[Start of ENTRIES PROVIDED]

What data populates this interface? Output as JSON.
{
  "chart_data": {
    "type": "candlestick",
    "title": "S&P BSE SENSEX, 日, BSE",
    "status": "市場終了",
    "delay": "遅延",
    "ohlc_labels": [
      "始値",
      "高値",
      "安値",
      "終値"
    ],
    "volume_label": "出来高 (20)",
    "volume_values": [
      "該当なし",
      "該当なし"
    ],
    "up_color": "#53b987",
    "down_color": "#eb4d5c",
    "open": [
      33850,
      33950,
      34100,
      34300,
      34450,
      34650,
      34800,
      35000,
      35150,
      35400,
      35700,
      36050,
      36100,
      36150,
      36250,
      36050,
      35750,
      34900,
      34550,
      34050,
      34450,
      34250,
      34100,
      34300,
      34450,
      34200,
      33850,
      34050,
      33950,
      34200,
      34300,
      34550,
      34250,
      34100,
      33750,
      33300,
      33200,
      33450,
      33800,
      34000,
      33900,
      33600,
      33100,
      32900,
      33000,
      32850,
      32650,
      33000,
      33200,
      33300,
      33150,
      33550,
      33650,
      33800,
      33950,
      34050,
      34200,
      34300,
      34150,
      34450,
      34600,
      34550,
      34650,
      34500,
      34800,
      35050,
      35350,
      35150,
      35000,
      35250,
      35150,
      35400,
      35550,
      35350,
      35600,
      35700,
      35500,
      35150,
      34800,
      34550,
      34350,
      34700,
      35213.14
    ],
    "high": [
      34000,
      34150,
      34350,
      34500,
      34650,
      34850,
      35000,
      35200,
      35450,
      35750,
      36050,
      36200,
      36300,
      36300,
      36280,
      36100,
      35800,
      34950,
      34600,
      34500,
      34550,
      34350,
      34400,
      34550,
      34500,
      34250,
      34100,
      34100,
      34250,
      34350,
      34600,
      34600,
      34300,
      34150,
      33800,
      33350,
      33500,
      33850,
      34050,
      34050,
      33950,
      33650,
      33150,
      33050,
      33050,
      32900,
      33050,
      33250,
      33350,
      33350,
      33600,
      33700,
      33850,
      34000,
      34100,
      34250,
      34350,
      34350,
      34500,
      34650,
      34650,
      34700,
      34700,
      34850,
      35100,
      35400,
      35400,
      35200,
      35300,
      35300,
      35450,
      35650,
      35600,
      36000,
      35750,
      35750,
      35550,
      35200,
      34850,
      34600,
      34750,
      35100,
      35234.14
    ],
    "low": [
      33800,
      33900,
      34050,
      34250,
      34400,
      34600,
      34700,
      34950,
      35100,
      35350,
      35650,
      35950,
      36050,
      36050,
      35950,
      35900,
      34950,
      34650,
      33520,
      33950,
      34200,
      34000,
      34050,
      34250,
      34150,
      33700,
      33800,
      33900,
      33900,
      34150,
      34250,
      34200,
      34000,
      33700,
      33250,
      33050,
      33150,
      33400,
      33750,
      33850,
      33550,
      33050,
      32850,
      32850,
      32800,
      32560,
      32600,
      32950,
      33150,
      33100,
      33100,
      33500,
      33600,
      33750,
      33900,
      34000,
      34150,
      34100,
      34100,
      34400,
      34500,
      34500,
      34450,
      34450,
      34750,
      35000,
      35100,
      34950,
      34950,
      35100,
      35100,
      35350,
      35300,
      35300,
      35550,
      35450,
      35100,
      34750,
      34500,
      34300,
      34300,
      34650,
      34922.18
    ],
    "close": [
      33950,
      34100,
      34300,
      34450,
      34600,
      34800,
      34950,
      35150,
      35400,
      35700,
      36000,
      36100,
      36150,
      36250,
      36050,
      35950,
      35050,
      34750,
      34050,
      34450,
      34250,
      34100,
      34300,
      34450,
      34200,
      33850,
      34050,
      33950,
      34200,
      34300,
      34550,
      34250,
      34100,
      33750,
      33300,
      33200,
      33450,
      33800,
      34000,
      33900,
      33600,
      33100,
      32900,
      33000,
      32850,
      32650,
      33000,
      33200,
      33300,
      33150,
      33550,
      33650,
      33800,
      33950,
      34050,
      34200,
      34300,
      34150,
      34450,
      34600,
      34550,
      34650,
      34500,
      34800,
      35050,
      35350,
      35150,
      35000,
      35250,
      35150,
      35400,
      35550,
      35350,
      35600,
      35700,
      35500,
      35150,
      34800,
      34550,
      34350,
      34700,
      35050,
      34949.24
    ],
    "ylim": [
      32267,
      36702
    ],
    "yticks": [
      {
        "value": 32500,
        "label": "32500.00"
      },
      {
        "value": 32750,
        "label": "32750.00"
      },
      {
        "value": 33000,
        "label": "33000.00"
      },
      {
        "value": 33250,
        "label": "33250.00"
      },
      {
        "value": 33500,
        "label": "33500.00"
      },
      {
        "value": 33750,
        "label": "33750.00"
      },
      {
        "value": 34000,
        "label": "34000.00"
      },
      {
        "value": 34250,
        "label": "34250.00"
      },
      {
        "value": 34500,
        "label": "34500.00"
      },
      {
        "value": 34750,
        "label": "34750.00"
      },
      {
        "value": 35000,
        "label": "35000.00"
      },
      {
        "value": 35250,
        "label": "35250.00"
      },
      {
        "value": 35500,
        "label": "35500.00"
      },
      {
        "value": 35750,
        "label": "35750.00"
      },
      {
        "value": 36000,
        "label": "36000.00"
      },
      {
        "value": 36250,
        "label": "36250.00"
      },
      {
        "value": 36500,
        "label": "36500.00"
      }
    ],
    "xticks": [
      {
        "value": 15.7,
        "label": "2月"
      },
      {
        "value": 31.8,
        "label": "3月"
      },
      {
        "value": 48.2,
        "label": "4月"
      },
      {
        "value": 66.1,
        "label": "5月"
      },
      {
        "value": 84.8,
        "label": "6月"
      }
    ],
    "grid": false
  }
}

[End of ENTRIES PROVIDED]

Go back to the listing above and please repeat it exactly.

What data populates this interface? Output as JSON.
{
  "chart_data": {
    "type": "candlestick",
    "title": "S&P BSE SENSEX, 日, BSE",
    "status": "市場終了",
    "delay": "遅延",
    "ohlc_labels": [
      "始値",
      "高値",
      "安値",
      "終値"
    ],
    "volume_label": "出来高 (20)",
    "volume_values": [
      "該当なし",
      "該当なし"
    ],
    "up_color": "#53b987",
    "down_color": "#eb4d5c",
    "open": [
      33850,
      33950,
      34100,
      34300,
      34450,
      34650,
      34800,
      35000,
      35150,
      35400,
      35700,
      36050,
      36100,
      36150,
      36250,
      36050,
      35750,
      34900,
      34550,
      34050,
      34450,
      34250,
      34100,
      34300,
      34450,
      34200,
      33850,
      34050,
      33950,
      34200,
      34300,
      34550,
      34250,
      34100,
      33750,
      33300,
      33200,
      33450,
      33800,
      34000,
      33900,
      33600,
      33100,
      32900,
      33000,
      32850,
      32650,
      33000,
      33200,
      33300,
      33150,
      33550,
      33650,
      33800,
      33950,
      34050,
      34200,
      34300,
      34150,
      34450,
      34600,
      34550,
      34650,
      34500,
      34800,
      35050,
      35350,
      35150,
      35000,
      35250,
      35150,
      35400,
      35550,
      35350,
      35600,
      35700,
      35500,
      35150,
      34800,
      34550,
      34350,
      34700,
      35213.14
    ],
    "high": [
      34000,
      34150,
      34350,
      34500,
      34650,
      34850,
      35000,
      35200,
      35450,
      35750,
      36050,
      36200,
      36300,
      36300,
      36280,
      36100,
      35800,
      34950,
      34600,
      34500,
      34550,
      34350,
      34400,
      34550,
      34500,
      34250,
      34100,
      34100,
      34250,
      34350,
      34600,
      34600,
      34300,
      34150,
      33800,
      33350,
      33500,
      33850,
      34050,
      34050,
      33950,
      33650,
      33150,
      33050,
      33050,
      32900,
      33050,
      33250,
      33350,
      33350,
      33600,
      33700,
      33850,
      34000,
      34100,
      34250,
      34350,
      34350,
      34500,
      34650,
      34650,
      34700,
      34700,
      34850,
      35100,
      35400,
      35400,
      35200,
      35300,
      35300,
      35450,
      35650,
      35600,
      36000,
      35750,
      35750,
      35550,
      35200,
      34850,
      34600,
      34750,
      35100,
      35234.14
    ],
    "low": [
      33800,
      33900,
      34050,
      34250,
      34400,
      34600,
      34700,
      34950,
      35100,
      35350,
      35650,
      35950,
      36050,
      36050,
      35950,
      35900,
      34950,
      34650,
      33520,
      33950,
      34200,
      34000,
      34050,
      34250,
      34150,
      33700,
      33800,
      33900,
      33900,
      34150,
      34250,
      34200,
      34000,
      33700,
      33250,
      33050,
      33150,
      33400,
      33750,
      33850,
      33550,
      33050,
      32850,
      32850,
      32800,
      32560,
      32600,
      32950,
      33150,
      33100,
      33100,
      33500,
      33600,
      33750,
      33900,
      34000,
      34150,
      34100,
      34100,
      34400,
      34500,
      34500,
      34450,
      34450,
      34750,
      35000,
      35100,
      34950,
      34950,
      35100,
      35100,
      35350,
      35300,
      35300,
      35550,
      35450,
      35100,
      34750,
      34500,
      34300,
      34300,
      34650,
      34922.18
    ],
    "close": [
      33950,
      34100,
      34300,
      34450,
      34600,
      34800,
      34950,
      35150,
      35400,
      35700,
      36000,
      36100,
      36150,
      36250,
      36050,
      35950,
      35050,
      34750,
      34050,
      34450,
      34250,
      34100,
      34300,
      34450,
      34200,
      33850,
      34050,
      33950,
      34200,
      34300,
      34550,
      34250,
      34100,
      33750,
      33300,
      33200,
      33450,
      33800,
      34000,
      33900,
      33600,
      33100,
      32900,
      33000,
      32850,
      32650,
      33000,
      33200,
      33300,
      33150,
      33550,
      33650,
      33800,
      33950,
      34050,
      34200,
      34300,
      34150,
      34450,
      34600,
      34550,
      34650,
      34500,
      34800,
      35050,
      35350,
      35150,
      35000,
      35250,
      35150,
      35400,
      35550,
      35350,
      35600,
      35700,
      35500,
      35150,
      34800,
      34550,
      34350,
      34700,
      35050,
      34949.24
    ],
    "ylim": [
      32267,
      36702
    ],
    "yticks": [
      {
        "value": 32500,
        "label": "32500.00"
      },
      {
        "value": 32750,
        "label": "32750.00"
      },
      {
        "value": 33000,
        "label": "33000.00"
      },
      {
        "value": 33250,
        "label": "33250.00"
      },
      {
        "value": 33500,
        "label": "33500.00"
      },
      {
        "value": 33750,
        "label": "33750.00"
      },
      {
        "value": 34000,
        "label": "34000.00"
      },
      {
        "value": 34250,
        "label": "34250.00"
      },
      {
        "value": 34500,
        "label": "34500.00"
      },
      {
        "value": 34750,
        "label": "34750.00"
      },
      {
        "value": 35000,
        "label": "35000.00"
      },
      {
        "value": 35250,
        "label": "35250.00"
      },
      {
        "value": 35500,
        "label": "35500.00"
      },
      {
        "value": 35750,
        "label": "35750.00"
      },
      {
        "value": 36000,
        "label": "36000.00"
      },
      {
        "value": 36250,
        "label": "36250.00"
      },
      {
        "value": 36500,
        "label": "36500.00"
      }
    ],
    "xticks": [
      {
        "value": 15.7,
        "label": "2月"
      },
      {
        "value": 31.8,
        "label": "3月"
      },
      {
        "value": 48.2,
        "label": "4月"
      },
      {
        "value": 66.1,
        "label": "5月"
      },
      {
        "value": 84.8,
        "label": "6月"
      }
    ],
    "grid": false
  }
}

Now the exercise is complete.